* [Task to carry out]: Starting at the beginning of the data and ending at the line that contains "tile-title: OCCUPATIONAL LICENSING", render each line as one string in a JSON list, skipping any blank lines.

* [Supplied entries]:
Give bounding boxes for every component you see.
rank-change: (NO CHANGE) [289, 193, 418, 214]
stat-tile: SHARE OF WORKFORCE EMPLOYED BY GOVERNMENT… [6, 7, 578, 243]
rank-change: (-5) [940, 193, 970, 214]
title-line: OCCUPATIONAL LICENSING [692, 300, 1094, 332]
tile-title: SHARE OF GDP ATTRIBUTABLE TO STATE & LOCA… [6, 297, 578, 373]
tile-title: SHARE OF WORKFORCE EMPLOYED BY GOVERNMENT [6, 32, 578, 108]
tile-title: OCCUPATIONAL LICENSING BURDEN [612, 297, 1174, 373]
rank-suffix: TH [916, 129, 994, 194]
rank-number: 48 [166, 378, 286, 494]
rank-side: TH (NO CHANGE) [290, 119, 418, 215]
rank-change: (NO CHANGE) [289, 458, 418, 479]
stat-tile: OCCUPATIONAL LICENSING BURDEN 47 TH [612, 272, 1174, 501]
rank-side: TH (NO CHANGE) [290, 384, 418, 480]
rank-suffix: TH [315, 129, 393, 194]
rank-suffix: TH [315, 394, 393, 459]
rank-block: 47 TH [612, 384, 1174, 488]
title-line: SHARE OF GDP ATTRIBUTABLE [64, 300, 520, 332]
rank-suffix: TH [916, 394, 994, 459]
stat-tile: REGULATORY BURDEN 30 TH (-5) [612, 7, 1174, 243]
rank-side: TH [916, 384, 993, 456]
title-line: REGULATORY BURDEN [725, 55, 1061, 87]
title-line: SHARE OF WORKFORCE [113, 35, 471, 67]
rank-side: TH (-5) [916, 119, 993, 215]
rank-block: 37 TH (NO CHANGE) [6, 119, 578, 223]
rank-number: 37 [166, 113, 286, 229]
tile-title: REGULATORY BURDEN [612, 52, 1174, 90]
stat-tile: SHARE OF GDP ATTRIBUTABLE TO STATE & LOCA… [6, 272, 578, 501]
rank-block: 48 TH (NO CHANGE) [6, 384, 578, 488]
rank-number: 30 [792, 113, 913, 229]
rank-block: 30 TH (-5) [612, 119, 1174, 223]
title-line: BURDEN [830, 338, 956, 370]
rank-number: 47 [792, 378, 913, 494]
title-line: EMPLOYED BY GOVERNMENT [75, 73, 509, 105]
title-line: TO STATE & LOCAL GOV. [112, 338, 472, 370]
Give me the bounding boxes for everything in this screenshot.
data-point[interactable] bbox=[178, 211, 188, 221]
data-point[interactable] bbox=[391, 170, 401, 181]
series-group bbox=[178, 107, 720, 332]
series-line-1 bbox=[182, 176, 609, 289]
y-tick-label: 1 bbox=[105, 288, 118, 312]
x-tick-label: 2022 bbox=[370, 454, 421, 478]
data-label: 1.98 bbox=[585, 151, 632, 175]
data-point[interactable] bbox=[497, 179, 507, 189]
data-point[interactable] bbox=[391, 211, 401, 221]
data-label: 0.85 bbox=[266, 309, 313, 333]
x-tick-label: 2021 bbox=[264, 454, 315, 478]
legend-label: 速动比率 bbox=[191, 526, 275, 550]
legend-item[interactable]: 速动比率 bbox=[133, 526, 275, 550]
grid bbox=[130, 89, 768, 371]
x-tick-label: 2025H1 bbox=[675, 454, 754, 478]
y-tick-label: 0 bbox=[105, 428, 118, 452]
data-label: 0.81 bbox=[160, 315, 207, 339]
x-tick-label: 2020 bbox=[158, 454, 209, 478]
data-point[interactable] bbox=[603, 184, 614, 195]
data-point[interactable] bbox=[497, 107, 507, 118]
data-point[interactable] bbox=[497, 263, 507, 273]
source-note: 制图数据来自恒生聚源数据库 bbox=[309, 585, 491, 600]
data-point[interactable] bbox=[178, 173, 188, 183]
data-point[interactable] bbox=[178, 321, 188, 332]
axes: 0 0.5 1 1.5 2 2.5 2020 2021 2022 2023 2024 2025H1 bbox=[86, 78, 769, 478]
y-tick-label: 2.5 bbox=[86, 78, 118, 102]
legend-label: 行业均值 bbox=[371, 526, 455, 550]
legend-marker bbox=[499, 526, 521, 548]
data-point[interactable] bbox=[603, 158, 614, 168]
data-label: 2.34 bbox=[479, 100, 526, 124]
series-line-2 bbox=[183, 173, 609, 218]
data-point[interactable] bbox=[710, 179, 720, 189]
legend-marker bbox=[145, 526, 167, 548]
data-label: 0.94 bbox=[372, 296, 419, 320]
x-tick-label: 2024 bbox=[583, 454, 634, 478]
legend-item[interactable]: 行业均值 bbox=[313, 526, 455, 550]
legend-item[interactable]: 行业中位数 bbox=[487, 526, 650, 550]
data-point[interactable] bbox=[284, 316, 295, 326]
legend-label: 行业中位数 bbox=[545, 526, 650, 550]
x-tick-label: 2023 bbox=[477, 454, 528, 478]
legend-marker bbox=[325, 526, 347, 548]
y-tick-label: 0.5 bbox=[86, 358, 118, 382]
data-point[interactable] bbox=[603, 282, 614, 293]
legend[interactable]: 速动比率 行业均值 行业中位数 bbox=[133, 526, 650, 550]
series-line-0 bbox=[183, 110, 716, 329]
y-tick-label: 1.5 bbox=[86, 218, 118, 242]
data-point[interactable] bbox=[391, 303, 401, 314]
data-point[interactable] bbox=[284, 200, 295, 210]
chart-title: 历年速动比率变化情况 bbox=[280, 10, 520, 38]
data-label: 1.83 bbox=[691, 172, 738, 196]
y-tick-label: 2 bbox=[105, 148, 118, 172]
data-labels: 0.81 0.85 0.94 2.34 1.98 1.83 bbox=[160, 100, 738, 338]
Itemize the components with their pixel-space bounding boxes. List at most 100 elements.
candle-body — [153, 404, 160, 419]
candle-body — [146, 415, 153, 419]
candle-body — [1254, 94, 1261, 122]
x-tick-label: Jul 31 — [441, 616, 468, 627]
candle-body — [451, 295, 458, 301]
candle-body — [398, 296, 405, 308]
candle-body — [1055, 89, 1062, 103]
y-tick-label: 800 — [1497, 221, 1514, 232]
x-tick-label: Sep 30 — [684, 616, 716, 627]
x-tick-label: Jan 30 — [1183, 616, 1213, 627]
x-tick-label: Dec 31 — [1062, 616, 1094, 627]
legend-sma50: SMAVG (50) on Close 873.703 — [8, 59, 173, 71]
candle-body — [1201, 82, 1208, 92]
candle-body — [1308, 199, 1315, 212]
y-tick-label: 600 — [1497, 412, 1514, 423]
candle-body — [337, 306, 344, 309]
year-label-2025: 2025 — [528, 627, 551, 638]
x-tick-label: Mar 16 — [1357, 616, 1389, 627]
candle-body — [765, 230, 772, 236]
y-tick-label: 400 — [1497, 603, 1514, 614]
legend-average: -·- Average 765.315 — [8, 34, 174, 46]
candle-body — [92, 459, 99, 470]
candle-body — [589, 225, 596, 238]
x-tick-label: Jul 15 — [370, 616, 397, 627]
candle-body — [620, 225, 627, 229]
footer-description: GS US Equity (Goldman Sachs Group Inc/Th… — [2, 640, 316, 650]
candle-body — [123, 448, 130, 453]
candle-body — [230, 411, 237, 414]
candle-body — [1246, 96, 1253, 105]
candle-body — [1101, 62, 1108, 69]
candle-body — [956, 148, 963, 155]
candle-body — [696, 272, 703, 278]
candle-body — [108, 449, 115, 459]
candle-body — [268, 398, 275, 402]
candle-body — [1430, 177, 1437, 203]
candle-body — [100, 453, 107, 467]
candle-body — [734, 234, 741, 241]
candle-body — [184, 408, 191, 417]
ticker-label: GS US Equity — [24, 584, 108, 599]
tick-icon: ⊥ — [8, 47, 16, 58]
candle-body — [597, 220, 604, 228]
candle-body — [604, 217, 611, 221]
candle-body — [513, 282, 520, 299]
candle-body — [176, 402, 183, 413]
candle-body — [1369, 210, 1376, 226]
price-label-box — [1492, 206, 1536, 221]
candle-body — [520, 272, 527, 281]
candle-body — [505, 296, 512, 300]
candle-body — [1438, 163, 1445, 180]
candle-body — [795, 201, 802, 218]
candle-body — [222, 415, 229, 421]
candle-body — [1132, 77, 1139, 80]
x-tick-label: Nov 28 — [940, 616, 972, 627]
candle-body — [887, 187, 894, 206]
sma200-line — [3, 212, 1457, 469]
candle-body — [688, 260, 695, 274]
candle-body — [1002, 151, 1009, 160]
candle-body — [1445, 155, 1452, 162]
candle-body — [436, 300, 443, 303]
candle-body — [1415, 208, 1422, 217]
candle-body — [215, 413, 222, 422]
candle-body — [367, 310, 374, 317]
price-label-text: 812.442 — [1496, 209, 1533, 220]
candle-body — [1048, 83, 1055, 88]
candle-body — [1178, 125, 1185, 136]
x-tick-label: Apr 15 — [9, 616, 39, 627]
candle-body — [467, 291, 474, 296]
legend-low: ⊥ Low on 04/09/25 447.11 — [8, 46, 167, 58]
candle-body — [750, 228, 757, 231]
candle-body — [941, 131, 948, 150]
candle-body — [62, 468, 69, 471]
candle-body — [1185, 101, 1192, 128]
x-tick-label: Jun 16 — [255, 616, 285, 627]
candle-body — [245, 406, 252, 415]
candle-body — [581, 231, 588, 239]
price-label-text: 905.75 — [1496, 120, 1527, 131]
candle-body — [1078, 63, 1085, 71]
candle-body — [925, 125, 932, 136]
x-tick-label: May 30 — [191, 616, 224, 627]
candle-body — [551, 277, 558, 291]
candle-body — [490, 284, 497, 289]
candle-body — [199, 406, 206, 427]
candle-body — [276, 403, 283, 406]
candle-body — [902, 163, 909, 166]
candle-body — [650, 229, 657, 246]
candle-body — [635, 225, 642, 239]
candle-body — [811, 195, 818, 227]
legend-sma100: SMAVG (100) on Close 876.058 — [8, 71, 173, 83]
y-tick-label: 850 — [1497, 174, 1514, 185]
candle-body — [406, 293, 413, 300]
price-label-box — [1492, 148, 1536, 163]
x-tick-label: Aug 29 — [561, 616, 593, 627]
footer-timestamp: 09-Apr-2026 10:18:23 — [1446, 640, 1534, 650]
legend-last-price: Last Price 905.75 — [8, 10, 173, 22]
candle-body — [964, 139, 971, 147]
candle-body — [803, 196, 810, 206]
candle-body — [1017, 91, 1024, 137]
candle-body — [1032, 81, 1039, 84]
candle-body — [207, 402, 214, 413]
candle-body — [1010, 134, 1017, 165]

* [Answer to the problem]:
[
  "Give bounding boxes for every component you see.",
  "rank-change: (NO CHANGE) [289, 193, 418, 214]",
  "stat-tile: SHARE OF WORKFORCE EMPLOYED BY GOVERNMENT… [6, 7, 578, 243]",
  "rank-change: (-5) [940, 193, 970, 214]",
  "title-line: OCCUPATIONAL LICENSING [692, 300, 1094, 332]",
  "tile-title: SHARE OF GDP ATTRIBUTABLE TO STATE & LOCA… [6, 297, 578, 373]",
  "tile-title: SHARE OF WORKFORCE EMPLOYED BY GOVERNMENT [6, 32, 578, 108]",
  "tile-title: OCCUPATIONAL LICENSING BURDEN [612, 297, 1174, 373]"
]